**Description of the task**
Gather all lines containing the string "نظامی" and copy them out.

**The records**

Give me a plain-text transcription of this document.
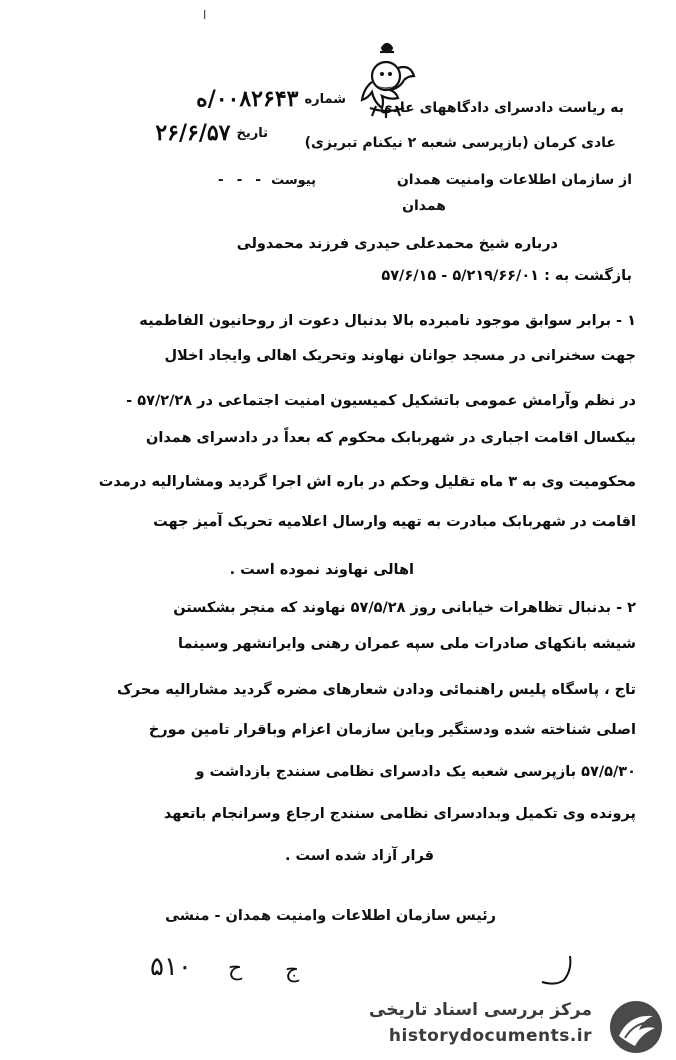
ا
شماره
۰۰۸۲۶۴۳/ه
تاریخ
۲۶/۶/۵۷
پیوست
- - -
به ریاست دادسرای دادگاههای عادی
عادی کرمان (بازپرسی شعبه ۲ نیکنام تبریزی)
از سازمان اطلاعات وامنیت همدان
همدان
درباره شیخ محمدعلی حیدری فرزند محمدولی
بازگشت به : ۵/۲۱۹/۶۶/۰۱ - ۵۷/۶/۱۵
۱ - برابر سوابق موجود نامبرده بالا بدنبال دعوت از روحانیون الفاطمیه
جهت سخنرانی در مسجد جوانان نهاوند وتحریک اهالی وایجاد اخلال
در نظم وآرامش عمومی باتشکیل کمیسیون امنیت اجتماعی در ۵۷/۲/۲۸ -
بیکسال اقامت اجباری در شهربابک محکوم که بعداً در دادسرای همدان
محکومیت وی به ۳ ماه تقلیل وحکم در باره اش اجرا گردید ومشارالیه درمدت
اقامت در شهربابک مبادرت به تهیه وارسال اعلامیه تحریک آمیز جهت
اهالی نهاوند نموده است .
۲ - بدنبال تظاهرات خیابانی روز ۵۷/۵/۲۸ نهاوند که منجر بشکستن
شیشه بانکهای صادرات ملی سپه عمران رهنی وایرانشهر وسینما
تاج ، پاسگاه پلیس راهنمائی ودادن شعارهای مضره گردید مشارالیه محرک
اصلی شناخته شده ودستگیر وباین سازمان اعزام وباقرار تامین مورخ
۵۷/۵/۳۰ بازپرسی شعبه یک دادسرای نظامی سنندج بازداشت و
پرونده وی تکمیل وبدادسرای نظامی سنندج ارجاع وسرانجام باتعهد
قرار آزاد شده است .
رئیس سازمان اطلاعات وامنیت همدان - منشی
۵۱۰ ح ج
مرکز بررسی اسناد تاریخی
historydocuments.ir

**Result of the exercise**
۵۷/۵/۳۰ بازپرسی شعبه یک دادسرای نظامی سنندج بازداشت و
پرونده وی تکمیل وبدادسرای نظامی سنندج ارجاع وسرانجام باتعهد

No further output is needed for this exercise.